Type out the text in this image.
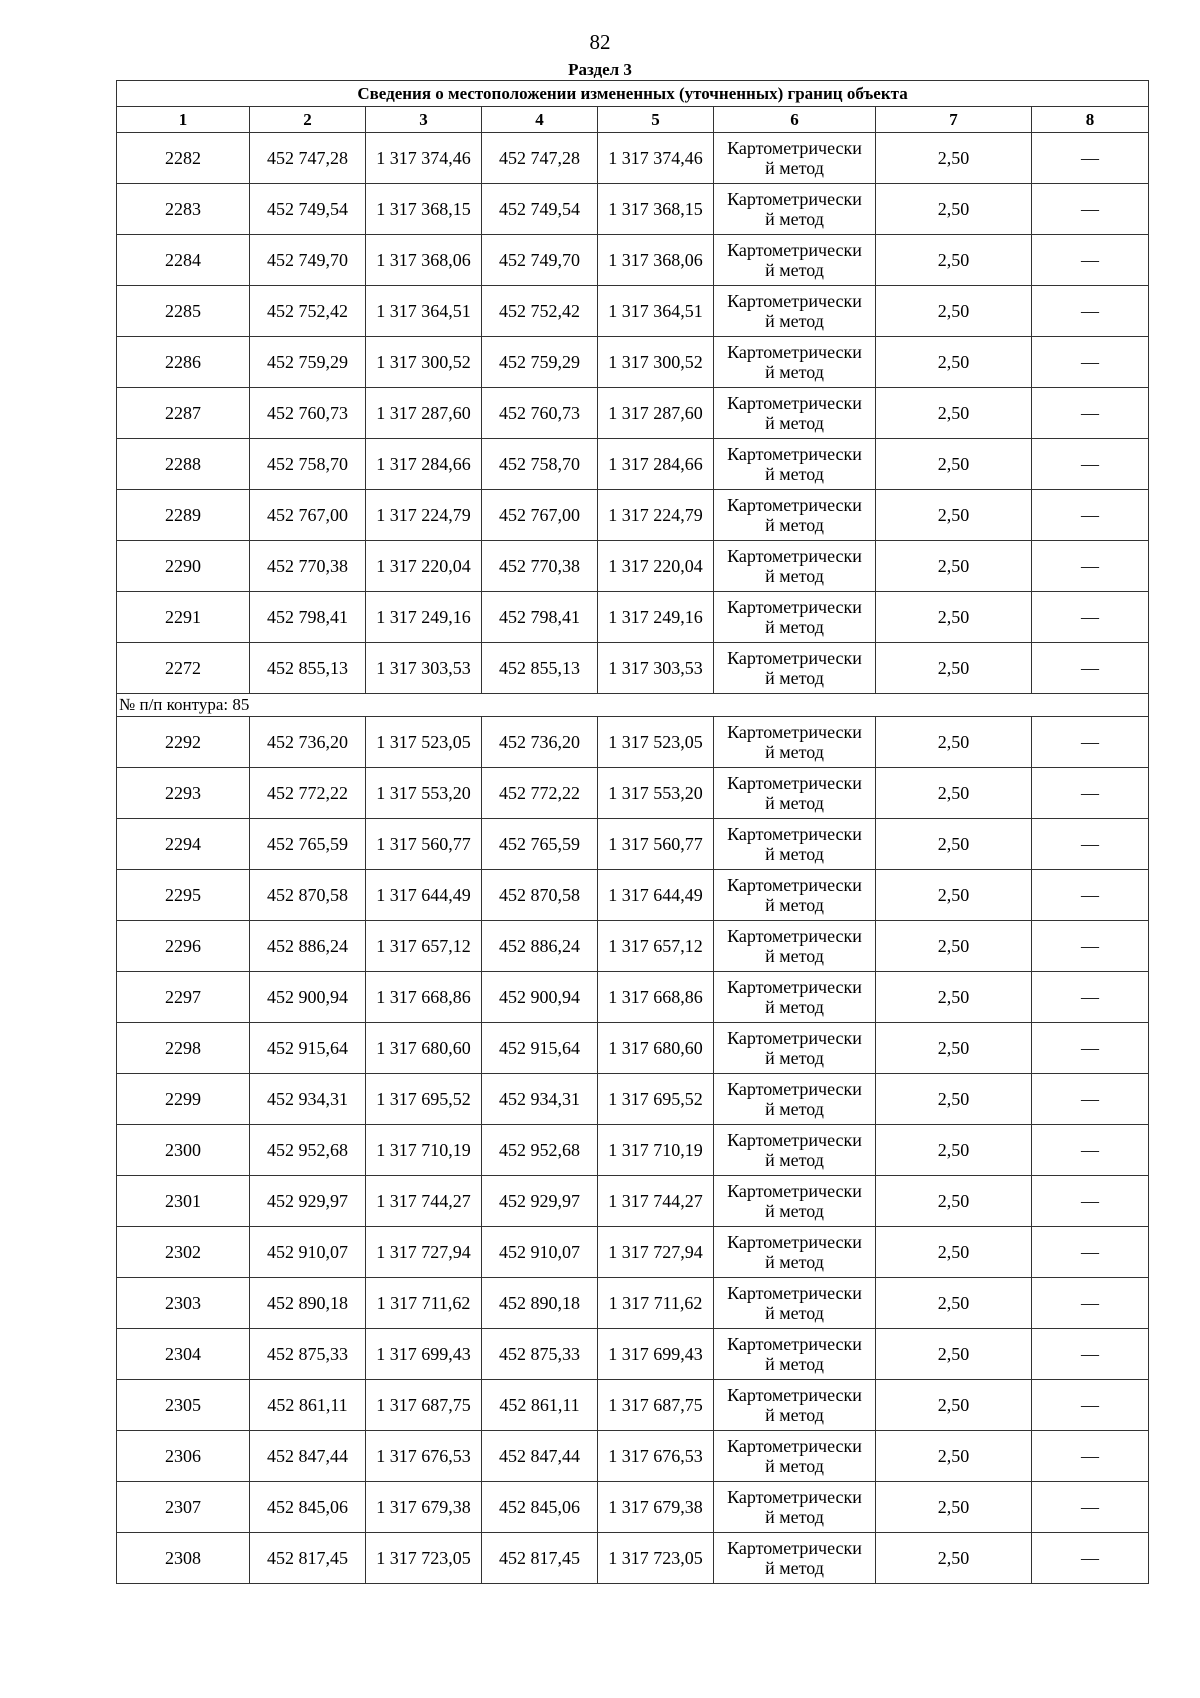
82
Раздел 3
Сведения о местоположении измененных (уточненных) границ объекта							
1	2	3	4	5	6	7	8
2282	452 747,28	1 317 374,46	452 747,28	1 317 374,46	Картометрически
й метод	2,50	—
2283	452 749,54	1 317 368,15	452 749,54	1 317 368,15	Картометрически
й метод	2,50	—
2284	452 749,70	1 317 368,06	452 749,70	1 317 368,06	Картометрически
й метод	2,50	—
2285	452 752,42	1 317 364,51	452 752,42	1 317 364,51	Картометрически
й метод	2,50	—
2286	452 759,29	1 317 300,52	452 759,29	1 317 300,52	Картометрически
й метод	2,50	—
2287	452 760,73	1 317 287,60	452 760,73	1 317 287,60	Картометрически
й метод	2,50	—
2288	452 758,70	1 317 284,66	452 758,70	1 317 284,66	Картометрически
й метод	2,50	—
2289	452 767,00	1 317 224,79	452 767,00	1 317 224,79	Картометрически
й метод	2,50	—
2290	452 770,38	1 317 220,04	452 770,38	1 317 220,04	Картометрически
й метод	2,50	—
2291	452 798,41	1 317 249,16	452 798,41	1 317 249,16	Картометрически
й метод	2,50	—
2272	452 855,13	1 317 303,53	452 855,13	1 317 303,53	Картометрически
й метод	2,50	—
№ п/п контура: 85							
2292	452 736,20	1 317 523,05	452 736,20	1 317 523,05	Картометрически
й метод	2,50	—
2293	452 772,22	1 317 553,20	452 772,22	1 317 553,20	Картометрически
й метод	2,50	—
2294	452 765,59	1 317 560,77	452 765,59	1 317 560,77	Картометрически
й метод	2,50	—
2295	452 870,58	1 317 644,49	452 870,58	1 317 644,49	Картометрически
й метод	2,50	—
2296	452 886,24	1 317 657,12	452 886,24	1 317 657,12	Картометрически
й метод	2,50	—
2297	452 900,94	1 317 668,86	452 900,94	1 317 668,86	Картометрически
й метод	2,50	—
2298	452 915,64	1 317 680,60	452 915,64	1 317 680,60	Картометрически
й метод	2,50	—
2299	452 934,31	1 317 695,52	452 934,31	1 317 695,52	Картометрически
й метод	2,50	—
2300	452 952,68	1 317 710,19	452 952,68	1 317 710,19	Картометрически
й метод	2,50	—
2301	452 929,97	1 317 744,27	452 929,97	1 317 744,27	Картометрически
й метод	2,50	—
2302	452 910,07	1 317 727,94	452 910,07	1 317 727,94	Картометрически
й метод	2,50	—
2303	452 890,18	1 317 711,62	452 890,18	1 317 711,62	Картометрически
й метод	2,50	—
2304	452 875,33	1 317 699,43	452 875,33	1 317 699,43	Картометрически
й метод	2,50	—
2305	452 861,11	1 317 687,75	452 861,11	1 317 687,75	Картометрически
й метод	2,50	—
2306	452 847,44	1 317 676,53	452 847,44	1 317 676,53	Картометрически
й метод	2,50	—
2307	452 845,06	1 317 679,38	452 845,06	1 317 679,38	Картометрически
й метод	2,50	—
2308	452 817,45	1 317 723,05	452 817,45	1 317 723,05	Картометрически
й метод	2,50	—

========================================

▸ What needs to be done: Extract every line of the data exactly; pictures stay out.

▸ Expected output:
Type out the text in this image.
82
Раздел 3
Сведения о местоположении измененных (уточненных) границ объекта							
1	2	3	4	5	6	7	8
2282	452 747,28	1 317 374,46	452 747,28	1 317 374,46	Картометрически
й метод	2,50	—
2283	452 749,54	1 317 368,15	452 749,54	1 317 368,15	Картометрически
й метод	2,50	—
2284	452 749,70	1 317 368,06	452 749,70	1 317 368,06	Картометрически
й метод	2,50	—
2285	452 752,42	1 317 364,51	452 752,42	1 317 364,51	Картометрически
й метод	2,50	—
2286	452 759,29	1 317 300,52	452 759,29	1 317 300,52	Картометрически
й метод	2,50	—
2287	452 760,73	1 317 287,60	452 760,73	1 317 287,60	Картометрически
й метод	2,50	—
2288	452 758,70	1 317 284,66	452 758,70	1 317 284,66	Картометрически
й метод	2,50	—
2289	452 767,00	1 317 224,79	452 767,00	1 317 224,79	Картометрически
й метод	2,50	—
2290	452 770,38	1 317 220,04	452 770,38	1 317 220,04	Картометрически
й метод	2,50	—
2291	452 798,41	1 317 249,16	452 798,41	1 317 249,16	Картометрически
й метод	2,50	—
2272	452 855,13	1 317 303,53	452 855,13	1 317 303,53	Картометрически
й метод	2,50	—
№ п/п контура: 85							
2292	452 736,20	1 317 523,05	452 736,20	1 317 523,05	Картометрически
й метод	2,50	—
2293	452 772,22	1 317 553,20	452 772,22	1 317 553,20	Картометрически
й метод	2,50	—
2294	452 765,59	1 317 560,77	452 765,59	1 317 560,77	Картометрически
й метод	2,50	—
2295	452 870,58	1 317 644,49	452 870,58	1 317 644,49	Картометрически
й метод	2,50	—
2296	452 886,24	1 317 657,12	452 886,24	1 317 657,12	Картометрически
й метод	2,50	—
2297	452 900,94	1 317 668,86	452 900,94	1 317 668,86	Картометрически
й метод	2,50	—
2298	452 915,64	1 317 680,60	452 915,64	1 317 680,60	Картометрически
й метод	2,50	—
2299	452 934,31	1 317 695,52	452 934,31	1 317 695,52	Картометрически
й метод	2,50	—
2300	452 952,68	1 317 710,19	452 952,68	1 317 710,19	Картометрически
й метод	2,50	—
2301	452 929,97	1 317 744,27	452 929,97	1 317 744,27	Картометрически
й метод	2,50	—
2302	452 910,07	1 317 727,94	452 910,07	1 317 727,94	Картометрически
й метод	2,50	—
2303	452 890,18	1 317 711,62	452 890,18	1 317 711,62	Картометрически
й метод	2,50	—
2304	452 875,33	1 317 699,43	452 875,33	1 317 699,43	Картометрически
й метод	2,50	—
2305	452 861,11	1 317 687,75	452 861,11	1 317 687,75	Картометрически
й метод	2,50	—
2306	452 847,44	1 317 676,53	452 847,44	1 317 676,53	Картометрически
й метод	2,50	—
2307	452 845,06	1 317 679,38	452 845,06	1 317 679,38	Картометрически
й метод	2,50	—
2308	452 817,45	1 317 723,05	452 817,45	1 317 723,05	Картометрически
й метод	2,50	—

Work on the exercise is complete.